## Your objective
Locate the lines that hold the string "this". Copy every such line.

Entries with figure data
— Begin —

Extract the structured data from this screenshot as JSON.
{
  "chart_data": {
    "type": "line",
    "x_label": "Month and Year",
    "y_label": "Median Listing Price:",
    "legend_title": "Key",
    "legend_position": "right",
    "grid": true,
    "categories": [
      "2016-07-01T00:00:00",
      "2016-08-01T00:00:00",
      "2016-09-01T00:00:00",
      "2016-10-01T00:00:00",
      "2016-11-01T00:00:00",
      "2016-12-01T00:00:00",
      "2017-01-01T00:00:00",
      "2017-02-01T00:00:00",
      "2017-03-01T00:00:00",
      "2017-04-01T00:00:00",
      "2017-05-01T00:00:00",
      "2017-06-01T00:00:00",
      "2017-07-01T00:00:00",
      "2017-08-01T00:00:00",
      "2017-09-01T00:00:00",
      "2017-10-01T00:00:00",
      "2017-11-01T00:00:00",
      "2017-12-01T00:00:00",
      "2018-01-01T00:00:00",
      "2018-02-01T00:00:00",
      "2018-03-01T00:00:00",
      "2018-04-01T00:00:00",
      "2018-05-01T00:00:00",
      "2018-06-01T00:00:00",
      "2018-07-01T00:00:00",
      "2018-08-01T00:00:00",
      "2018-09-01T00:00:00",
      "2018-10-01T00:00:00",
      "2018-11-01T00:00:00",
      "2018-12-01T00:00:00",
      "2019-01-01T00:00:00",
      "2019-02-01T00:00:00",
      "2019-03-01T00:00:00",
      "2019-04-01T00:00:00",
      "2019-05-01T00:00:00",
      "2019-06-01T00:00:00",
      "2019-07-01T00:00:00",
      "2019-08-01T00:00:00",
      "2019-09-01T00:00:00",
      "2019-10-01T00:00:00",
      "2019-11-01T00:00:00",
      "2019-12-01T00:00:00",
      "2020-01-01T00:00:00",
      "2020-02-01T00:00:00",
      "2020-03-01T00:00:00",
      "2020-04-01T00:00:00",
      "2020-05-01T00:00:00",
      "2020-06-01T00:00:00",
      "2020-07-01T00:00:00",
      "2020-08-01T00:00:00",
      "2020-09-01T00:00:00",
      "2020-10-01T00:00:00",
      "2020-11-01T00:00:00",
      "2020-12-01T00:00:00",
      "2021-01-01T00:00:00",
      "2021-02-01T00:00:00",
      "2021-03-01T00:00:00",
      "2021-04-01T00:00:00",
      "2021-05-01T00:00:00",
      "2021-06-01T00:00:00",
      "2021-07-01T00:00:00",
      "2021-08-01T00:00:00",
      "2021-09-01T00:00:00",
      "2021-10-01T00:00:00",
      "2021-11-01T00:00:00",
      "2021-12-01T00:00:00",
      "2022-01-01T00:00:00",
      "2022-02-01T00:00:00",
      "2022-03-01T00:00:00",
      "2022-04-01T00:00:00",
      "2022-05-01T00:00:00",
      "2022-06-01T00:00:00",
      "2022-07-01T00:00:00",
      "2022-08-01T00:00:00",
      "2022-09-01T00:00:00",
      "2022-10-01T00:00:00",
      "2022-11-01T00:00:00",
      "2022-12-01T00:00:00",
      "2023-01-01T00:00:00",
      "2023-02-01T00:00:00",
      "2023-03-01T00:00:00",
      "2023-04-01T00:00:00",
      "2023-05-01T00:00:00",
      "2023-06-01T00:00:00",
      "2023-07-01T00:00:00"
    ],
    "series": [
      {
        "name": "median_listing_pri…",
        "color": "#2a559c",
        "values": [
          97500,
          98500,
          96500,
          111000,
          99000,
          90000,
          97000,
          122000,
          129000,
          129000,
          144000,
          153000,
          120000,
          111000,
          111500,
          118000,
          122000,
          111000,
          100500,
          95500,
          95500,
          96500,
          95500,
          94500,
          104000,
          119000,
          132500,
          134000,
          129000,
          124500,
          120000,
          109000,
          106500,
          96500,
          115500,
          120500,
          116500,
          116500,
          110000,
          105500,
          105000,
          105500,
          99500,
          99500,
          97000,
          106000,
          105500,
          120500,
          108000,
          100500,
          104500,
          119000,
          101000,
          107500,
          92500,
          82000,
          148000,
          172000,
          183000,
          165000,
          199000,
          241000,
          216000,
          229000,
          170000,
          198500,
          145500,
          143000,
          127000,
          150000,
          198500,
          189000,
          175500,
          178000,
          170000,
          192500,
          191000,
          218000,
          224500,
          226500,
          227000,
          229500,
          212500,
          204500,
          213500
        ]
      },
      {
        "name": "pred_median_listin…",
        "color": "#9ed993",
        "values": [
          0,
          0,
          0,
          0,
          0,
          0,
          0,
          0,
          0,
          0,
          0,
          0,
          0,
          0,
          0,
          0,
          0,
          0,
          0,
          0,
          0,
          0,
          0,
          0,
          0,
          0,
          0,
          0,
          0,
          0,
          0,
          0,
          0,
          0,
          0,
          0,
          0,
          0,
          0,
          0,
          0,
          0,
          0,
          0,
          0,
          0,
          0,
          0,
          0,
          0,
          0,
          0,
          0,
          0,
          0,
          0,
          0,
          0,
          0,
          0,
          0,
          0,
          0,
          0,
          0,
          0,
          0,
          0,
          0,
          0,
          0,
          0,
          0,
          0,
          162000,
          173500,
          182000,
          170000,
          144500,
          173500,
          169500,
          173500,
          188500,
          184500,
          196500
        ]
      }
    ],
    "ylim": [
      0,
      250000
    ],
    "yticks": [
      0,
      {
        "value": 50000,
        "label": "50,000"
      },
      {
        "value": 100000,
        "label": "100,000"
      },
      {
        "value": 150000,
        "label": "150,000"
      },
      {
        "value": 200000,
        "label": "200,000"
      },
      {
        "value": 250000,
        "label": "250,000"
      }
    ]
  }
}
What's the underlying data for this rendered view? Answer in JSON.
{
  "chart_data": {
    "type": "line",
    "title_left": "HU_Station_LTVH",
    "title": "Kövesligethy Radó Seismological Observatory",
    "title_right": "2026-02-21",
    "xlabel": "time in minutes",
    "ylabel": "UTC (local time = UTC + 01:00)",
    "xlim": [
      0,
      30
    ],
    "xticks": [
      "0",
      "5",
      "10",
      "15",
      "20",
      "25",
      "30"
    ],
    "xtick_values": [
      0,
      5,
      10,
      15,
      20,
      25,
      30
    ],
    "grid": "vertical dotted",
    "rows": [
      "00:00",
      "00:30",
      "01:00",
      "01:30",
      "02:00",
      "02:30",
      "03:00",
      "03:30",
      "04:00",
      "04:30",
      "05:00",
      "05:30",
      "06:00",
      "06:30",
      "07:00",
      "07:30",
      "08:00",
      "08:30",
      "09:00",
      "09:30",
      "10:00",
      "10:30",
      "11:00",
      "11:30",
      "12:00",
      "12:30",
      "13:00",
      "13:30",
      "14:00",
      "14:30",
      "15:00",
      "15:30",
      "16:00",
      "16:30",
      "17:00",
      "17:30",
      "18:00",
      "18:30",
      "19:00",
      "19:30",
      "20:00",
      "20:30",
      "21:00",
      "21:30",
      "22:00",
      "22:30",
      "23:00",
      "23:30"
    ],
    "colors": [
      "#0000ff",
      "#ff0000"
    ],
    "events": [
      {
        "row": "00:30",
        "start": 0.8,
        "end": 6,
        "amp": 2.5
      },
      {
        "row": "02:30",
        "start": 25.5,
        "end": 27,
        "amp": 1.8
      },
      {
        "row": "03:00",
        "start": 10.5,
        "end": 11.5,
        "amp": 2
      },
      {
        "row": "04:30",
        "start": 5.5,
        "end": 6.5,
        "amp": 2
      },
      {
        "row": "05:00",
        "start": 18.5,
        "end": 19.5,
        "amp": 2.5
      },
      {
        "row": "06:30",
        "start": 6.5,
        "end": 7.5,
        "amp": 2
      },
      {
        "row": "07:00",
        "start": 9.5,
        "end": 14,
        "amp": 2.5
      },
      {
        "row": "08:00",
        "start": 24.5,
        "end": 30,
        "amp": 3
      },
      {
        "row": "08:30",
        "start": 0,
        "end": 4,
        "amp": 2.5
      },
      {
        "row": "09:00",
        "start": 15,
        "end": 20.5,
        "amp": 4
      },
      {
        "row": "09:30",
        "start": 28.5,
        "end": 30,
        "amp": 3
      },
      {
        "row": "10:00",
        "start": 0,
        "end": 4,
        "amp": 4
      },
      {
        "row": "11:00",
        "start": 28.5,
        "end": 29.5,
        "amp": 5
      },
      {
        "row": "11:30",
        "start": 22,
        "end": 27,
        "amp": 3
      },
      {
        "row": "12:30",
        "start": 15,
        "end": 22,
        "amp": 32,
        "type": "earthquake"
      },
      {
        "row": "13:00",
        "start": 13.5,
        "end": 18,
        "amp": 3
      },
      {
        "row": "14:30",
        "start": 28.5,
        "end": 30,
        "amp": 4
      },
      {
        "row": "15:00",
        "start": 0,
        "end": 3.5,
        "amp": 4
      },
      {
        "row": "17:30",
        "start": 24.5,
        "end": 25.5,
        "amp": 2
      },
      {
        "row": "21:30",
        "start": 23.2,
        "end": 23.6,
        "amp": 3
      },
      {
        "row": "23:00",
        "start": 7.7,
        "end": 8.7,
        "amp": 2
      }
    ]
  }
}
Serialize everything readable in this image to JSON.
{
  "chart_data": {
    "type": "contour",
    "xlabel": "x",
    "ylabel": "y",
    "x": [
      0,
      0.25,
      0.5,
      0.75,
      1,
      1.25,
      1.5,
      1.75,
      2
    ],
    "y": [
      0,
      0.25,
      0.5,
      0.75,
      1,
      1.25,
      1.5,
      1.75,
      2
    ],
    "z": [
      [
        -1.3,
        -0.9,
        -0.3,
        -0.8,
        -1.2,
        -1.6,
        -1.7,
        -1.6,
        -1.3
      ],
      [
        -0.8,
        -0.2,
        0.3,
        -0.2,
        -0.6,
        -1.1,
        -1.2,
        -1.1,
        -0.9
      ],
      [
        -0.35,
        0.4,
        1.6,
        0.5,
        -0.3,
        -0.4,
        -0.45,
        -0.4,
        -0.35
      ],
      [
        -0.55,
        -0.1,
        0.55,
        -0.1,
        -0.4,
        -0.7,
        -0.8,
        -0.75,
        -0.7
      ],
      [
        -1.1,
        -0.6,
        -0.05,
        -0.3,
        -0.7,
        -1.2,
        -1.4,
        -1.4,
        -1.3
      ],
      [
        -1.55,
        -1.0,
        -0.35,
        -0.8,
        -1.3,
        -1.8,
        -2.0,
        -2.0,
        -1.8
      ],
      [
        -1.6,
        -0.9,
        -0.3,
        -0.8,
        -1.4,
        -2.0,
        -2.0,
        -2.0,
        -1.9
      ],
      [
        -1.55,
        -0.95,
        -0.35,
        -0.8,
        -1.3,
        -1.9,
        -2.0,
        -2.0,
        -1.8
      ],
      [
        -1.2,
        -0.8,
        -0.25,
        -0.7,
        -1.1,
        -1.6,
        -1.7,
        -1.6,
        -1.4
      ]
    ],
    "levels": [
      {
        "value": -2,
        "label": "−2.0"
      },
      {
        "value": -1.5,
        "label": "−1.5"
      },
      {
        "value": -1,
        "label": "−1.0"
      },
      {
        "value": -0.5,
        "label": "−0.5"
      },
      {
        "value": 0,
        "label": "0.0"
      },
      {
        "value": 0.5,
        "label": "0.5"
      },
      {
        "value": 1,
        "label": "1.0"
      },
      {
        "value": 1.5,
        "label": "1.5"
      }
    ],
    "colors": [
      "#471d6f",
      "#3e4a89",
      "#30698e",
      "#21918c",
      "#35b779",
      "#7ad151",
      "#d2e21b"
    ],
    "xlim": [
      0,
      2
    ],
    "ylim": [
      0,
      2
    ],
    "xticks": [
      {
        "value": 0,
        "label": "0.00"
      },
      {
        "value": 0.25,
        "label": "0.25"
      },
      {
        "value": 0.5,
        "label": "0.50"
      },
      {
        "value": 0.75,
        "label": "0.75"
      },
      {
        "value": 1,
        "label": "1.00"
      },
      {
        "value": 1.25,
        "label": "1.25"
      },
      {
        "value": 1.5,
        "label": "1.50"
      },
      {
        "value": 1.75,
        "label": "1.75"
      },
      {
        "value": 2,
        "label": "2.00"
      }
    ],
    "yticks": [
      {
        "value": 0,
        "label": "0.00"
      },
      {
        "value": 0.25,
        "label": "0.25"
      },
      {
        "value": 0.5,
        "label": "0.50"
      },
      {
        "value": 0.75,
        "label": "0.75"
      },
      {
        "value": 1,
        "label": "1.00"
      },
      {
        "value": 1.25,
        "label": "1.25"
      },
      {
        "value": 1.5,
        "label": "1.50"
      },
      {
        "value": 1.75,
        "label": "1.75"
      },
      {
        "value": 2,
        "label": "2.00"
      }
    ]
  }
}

— End —

## Exercise response
Extract the structured data from this screenshot as JSON.
What's the underlying data for this rendered view? Answer in JSON.
Serialize everything readable in this image to JSON.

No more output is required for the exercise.